## RECORDS
= = = = =

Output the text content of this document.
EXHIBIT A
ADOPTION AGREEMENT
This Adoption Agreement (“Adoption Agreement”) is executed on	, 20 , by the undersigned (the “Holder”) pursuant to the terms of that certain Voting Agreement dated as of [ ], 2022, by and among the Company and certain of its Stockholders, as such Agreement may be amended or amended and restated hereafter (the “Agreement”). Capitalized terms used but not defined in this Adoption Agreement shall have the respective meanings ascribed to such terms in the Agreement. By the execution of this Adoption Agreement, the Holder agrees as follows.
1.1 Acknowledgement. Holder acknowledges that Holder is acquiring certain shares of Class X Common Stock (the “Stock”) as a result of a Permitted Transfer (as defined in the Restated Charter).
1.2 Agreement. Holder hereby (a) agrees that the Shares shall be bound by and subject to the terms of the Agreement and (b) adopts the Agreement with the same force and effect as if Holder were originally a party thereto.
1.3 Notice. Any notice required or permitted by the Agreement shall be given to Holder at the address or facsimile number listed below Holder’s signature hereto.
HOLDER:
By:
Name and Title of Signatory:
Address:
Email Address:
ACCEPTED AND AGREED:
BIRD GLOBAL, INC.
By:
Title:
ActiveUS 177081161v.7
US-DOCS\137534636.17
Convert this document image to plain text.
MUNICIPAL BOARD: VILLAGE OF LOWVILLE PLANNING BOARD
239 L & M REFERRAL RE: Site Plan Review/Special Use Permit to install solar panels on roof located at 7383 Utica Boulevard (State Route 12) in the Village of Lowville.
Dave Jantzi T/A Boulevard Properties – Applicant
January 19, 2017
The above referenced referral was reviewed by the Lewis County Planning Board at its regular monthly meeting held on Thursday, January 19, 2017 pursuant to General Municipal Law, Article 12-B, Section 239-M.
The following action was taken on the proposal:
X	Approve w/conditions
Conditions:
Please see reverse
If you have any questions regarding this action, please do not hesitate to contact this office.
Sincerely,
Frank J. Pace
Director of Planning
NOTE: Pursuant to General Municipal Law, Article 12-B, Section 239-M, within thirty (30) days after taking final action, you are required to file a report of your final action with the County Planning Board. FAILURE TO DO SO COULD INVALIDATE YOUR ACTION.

= = = = =

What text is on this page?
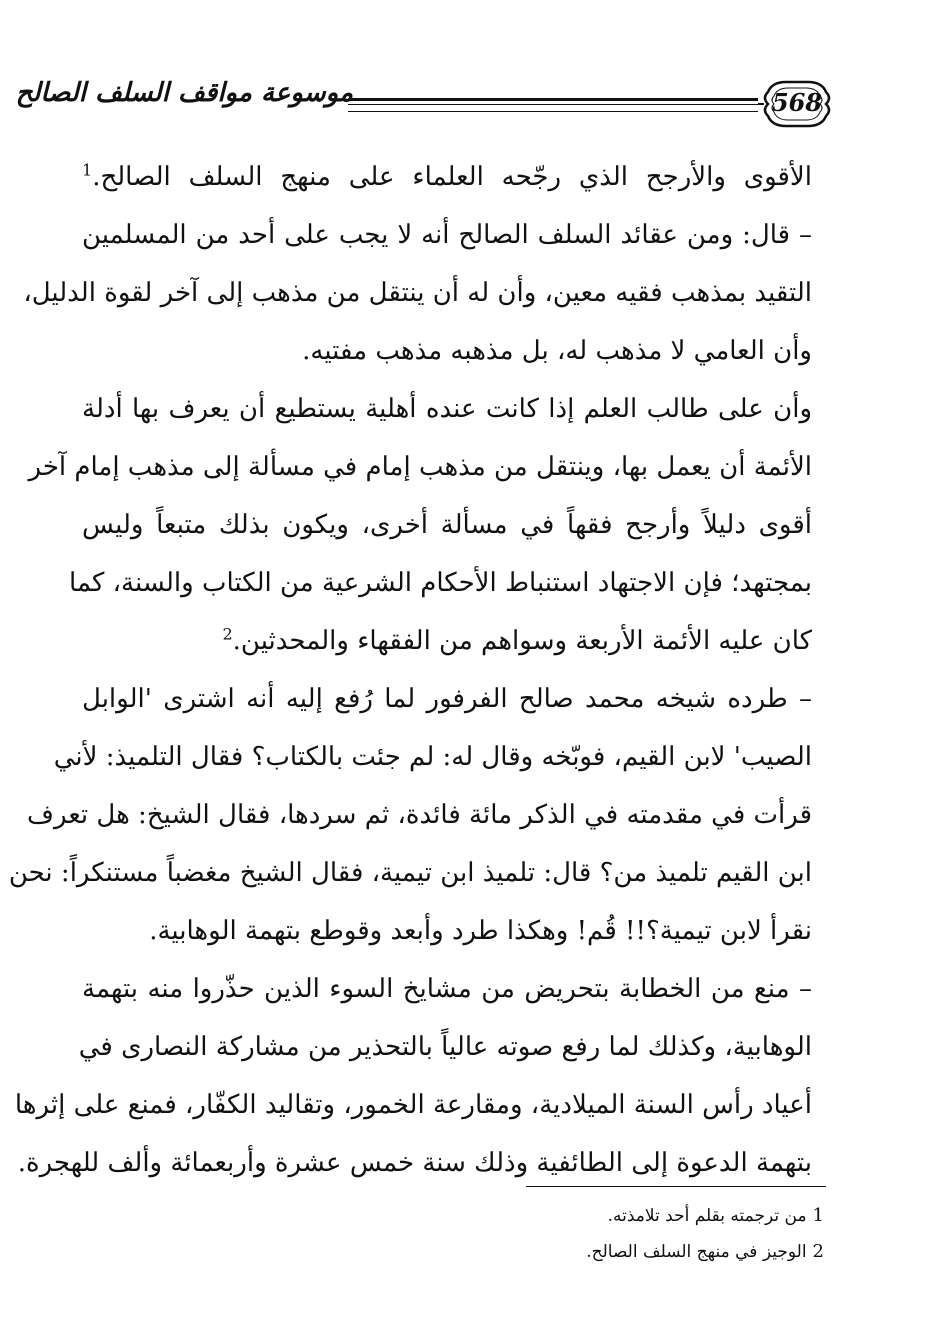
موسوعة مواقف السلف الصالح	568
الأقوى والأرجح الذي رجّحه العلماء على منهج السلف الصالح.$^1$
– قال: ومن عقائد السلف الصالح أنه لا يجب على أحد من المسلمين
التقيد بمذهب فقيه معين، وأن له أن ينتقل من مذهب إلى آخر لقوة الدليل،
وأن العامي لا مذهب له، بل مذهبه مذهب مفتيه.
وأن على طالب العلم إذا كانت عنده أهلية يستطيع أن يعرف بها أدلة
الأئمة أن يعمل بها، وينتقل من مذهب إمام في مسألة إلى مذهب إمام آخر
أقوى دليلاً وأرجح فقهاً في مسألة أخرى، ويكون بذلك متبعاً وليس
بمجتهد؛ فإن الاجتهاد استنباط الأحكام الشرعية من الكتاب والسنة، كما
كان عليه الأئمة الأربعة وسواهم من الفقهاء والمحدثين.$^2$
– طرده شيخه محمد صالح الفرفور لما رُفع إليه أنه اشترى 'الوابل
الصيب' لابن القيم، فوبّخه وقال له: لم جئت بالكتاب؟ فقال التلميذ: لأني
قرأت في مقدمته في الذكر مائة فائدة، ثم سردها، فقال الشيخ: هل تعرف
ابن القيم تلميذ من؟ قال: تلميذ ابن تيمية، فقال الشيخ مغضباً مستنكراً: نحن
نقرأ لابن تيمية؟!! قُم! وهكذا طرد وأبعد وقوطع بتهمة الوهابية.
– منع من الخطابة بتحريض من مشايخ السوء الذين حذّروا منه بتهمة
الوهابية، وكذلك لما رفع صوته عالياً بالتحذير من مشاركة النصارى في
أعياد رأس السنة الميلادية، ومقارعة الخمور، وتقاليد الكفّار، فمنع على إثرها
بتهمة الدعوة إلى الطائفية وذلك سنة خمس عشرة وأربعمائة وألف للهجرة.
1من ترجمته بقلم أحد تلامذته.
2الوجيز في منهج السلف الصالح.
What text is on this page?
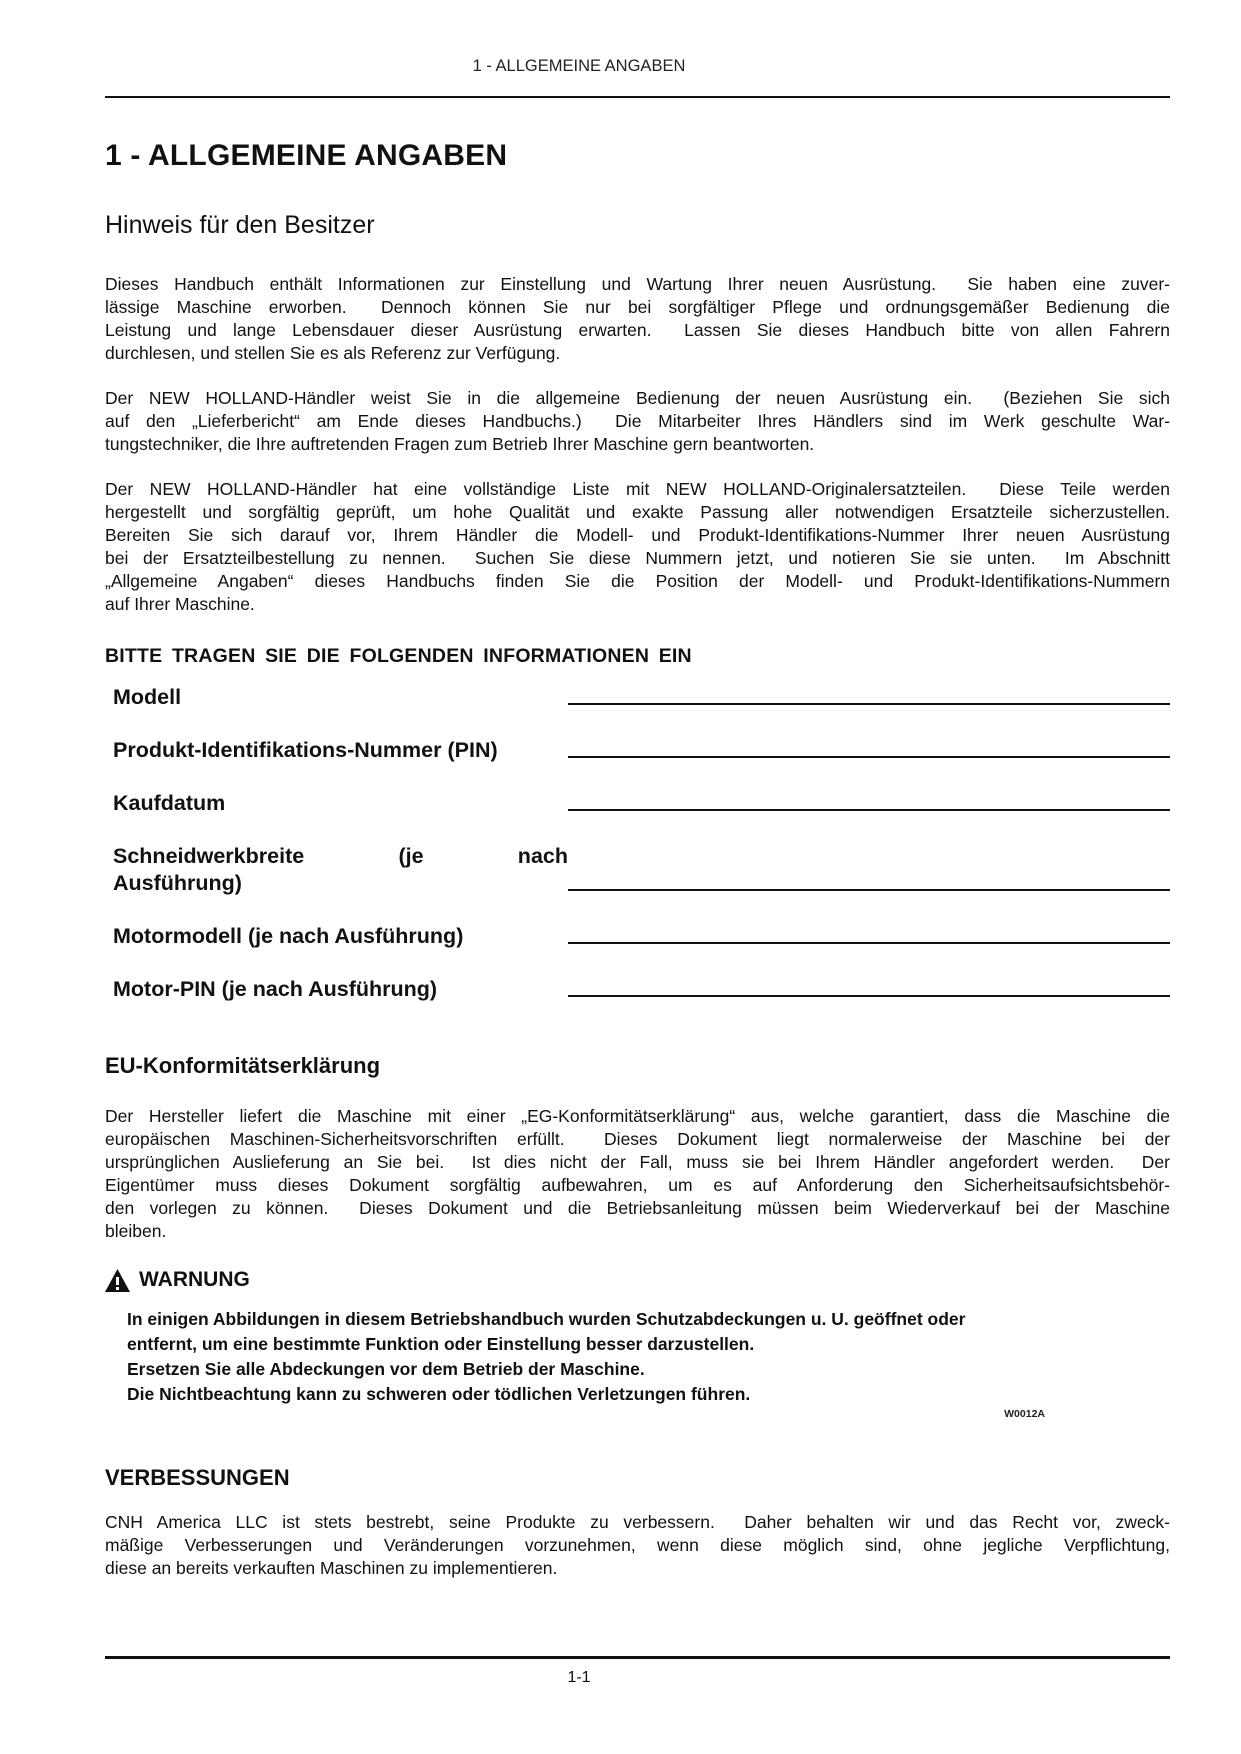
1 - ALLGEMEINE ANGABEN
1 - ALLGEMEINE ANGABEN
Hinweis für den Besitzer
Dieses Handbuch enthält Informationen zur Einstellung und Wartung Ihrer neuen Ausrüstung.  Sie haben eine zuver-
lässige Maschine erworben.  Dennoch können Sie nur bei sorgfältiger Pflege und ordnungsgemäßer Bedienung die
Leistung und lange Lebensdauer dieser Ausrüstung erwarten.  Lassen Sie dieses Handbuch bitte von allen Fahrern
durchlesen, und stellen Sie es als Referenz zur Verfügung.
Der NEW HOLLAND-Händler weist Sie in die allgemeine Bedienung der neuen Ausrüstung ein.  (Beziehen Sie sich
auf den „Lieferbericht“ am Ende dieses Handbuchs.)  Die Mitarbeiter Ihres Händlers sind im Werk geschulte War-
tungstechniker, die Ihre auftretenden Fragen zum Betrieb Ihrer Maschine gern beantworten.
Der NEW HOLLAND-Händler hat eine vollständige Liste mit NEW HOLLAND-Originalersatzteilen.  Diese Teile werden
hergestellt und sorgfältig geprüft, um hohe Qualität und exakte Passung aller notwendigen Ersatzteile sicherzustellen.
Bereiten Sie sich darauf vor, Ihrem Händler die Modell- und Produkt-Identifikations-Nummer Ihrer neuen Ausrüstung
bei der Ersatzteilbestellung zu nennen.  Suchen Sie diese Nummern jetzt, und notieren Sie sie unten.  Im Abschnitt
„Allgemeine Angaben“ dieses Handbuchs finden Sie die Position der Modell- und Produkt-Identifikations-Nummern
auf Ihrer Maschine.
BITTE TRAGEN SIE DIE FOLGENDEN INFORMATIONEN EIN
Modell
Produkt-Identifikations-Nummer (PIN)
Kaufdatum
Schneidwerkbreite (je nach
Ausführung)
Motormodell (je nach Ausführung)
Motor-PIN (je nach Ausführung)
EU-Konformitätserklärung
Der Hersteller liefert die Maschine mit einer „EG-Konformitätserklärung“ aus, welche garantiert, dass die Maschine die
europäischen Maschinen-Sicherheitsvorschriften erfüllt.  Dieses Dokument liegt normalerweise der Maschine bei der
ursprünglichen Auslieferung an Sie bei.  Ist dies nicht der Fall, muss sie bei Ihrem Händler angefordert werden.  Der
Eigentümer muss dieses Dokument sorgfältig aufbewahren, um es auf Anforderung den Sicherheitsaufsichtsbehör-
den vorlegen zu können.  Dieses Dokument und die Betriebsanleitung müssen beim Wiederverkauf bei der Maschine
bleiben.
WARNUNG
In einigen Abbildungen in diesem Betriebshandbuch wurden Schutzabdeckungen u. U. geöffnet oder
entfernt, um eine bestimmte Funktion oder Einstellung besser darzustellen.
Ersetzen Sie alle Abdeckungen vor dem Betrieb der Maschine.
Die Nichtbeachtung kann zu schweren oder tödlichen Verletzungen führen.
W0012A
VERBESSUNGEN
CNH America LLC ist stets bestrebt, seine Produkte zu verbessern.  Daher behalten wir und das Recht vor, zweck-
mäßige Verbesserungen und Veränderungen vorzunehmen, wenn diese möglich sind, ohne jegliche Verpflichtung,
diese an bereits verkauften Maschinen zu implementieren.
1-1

= = = = =

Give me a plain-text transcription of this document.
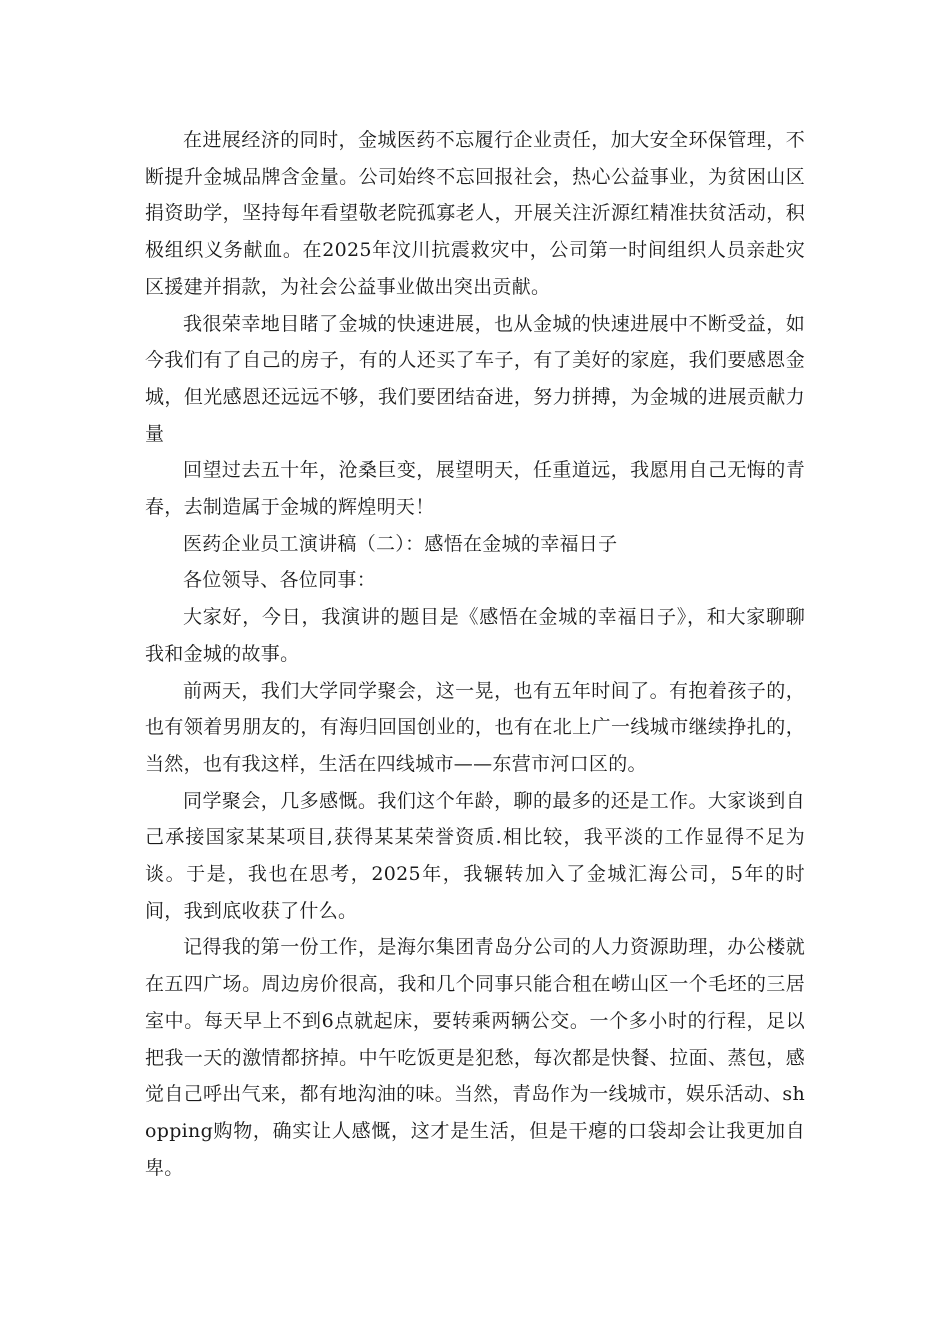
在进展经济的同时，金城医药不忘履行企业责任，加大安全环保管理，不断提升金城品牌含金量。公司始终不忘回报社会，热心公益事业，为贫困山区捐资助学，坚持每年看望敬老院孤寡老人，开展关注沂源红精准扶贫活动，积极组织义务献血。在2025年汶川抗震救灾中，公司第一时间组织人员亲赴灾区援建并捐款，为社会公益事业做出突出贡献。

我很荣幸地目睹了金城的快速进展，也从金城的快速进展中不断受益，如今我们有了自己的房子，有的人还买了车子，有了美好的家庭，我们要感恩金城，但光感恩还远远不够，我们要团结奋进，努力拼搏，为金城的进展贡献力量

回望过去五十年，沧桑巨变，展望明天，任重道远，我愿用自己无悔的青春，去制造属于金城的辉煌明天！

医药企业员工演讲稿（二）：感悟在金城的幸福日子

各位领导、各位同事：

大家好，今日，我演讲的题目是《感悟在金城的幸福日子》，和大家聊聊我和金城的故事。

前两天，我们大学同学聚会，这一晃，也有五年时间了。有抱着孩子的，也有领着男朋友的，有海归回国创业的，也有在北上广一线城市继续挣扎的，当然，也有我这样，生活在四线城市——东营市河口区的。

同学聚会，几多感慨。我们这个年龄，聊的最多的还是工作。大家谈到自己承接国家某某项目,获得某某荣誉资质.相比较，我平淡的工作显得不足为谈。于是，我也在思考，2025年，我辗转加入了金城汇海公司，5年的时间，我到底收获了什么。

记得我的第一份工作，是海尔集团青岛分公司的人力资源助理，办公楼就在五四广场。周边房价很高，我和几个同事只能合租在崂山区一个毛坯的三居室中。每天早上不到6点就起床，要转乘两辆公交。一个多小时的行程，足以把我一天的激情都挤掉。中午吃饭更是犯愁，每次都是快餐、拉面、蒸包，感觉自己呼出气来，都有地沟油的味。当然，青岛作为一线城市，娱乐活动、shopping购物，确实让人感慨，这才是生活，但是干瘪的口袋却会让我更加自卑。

= = = = =

## PROMPT
From the data above, pick out each line containing "nach" and copy it.

## SOLUTION TO THE EXERCISE
Schneidwerkbreite (je nach
Motormodell (je nach Ausführung)
Motor-PIN (je nach Ausführung)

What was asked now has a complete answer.